Task requirements
Return the listing below verbatim. Pictures do not belong in the copy.

Extracted material
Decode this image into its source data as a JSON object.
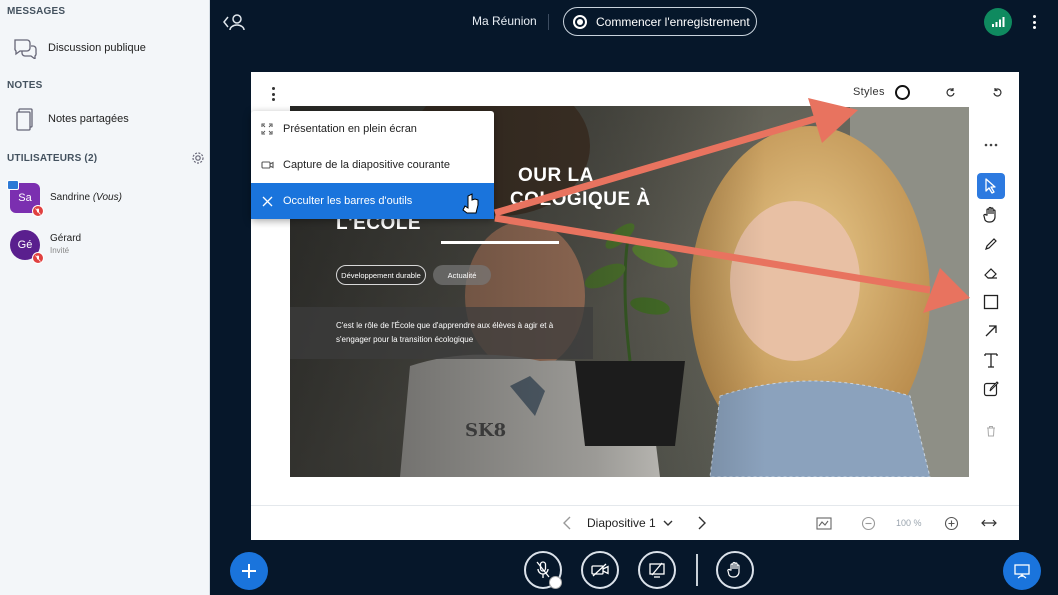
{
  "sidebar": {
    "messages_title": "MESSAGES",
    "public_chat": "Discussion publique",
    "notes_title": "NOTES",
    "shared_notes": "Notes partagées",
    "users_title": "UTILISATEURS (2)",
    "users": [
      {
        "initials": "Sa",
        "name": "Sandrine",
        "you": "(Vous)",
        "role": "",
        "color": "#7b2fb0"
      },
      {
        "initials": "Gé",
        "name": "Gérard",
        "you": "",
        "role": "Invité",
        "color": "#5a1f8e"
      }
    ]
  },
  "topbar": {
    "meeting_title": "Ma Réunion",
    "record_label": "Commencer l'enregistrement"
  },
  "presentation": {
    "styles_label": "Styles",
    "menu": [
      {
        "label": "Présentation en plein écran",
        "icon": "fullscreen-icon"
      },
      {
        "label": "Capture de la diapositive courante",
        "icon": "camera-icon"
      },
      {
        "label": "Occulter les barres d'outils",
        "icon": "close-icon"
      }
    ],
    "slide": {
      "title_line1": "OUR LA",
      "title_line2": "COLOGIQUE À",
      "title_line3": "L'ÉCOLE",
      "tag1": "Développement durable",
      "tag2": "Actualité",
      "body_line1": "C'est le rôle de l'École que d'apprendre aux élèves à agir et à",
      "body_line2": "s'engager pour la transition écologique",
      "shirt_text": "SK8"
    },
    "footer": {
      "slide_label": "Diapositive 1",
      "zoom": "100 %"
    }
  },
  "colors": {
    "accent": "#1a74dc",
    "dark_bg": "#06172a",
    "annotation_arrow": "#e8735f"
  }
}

Answer for this exercise
Decode this image into its source data as a JSON object.
{
  "sidebar": {
    "messages_title": "MESSAGES",
    "public_chat": "Discussion publique",
    "notes_title": "NOTES",
    "shared_notes": "Notes partagées",
    "users_title": "UTILISATEURS (2)",
    "users": [
      {
        "initials": "Sa",
        "name": "Sandrine",
        "you": "(Vous)",
        "role": "",
        "color": "#7b2fb0"
      },
      {
        "initials": "Gé",
        "name": "Gérard",
        "you": "",
        "role": "Invité",
        "color": "#5a1f8e"
      }
    ]
  },
  "topbar": {
    "meeting_title": "Ma Réunion",
    "record_label": "Commencer l'enregistrement"
  },
  "presentation": {
    "styles_label": "Styles",
    "menu": [
      {
        "label": "Présentation en plein écran",
        "icon": "fullscreen-icon"
      },
      {
        "label": "Capture de la diapositive courante",
        "icon": "camera-icon"
      },
      {
        "label": "Occulter les barres d'outils",
        "icon": "close-icon"
      }
    ],
    "slide": {
      "title_line1": "OUR LA",
      "title_line2": "COLOGIQUE À",
      "title_line3": "L'ÉCOLE",
      "tag1": "Développement durable",
      "tag2": "Actualité",
      "body_line1": "C'est le rôle de l'École que d'apprendre aux élèves à agir et à",
      "body_line2": "s'engager pour la transition écologique",
      "shirt_text": "SK8"
    },
    "footer": {
      "slide_label": "Diapositive 1",
      "zoom": "100 %"
    }
  },
  "colors": {
    "accent": "#1a74dc",
    "dark_bg": "#06172a",
    "annotation_arrow": "#e8735f"
  }
}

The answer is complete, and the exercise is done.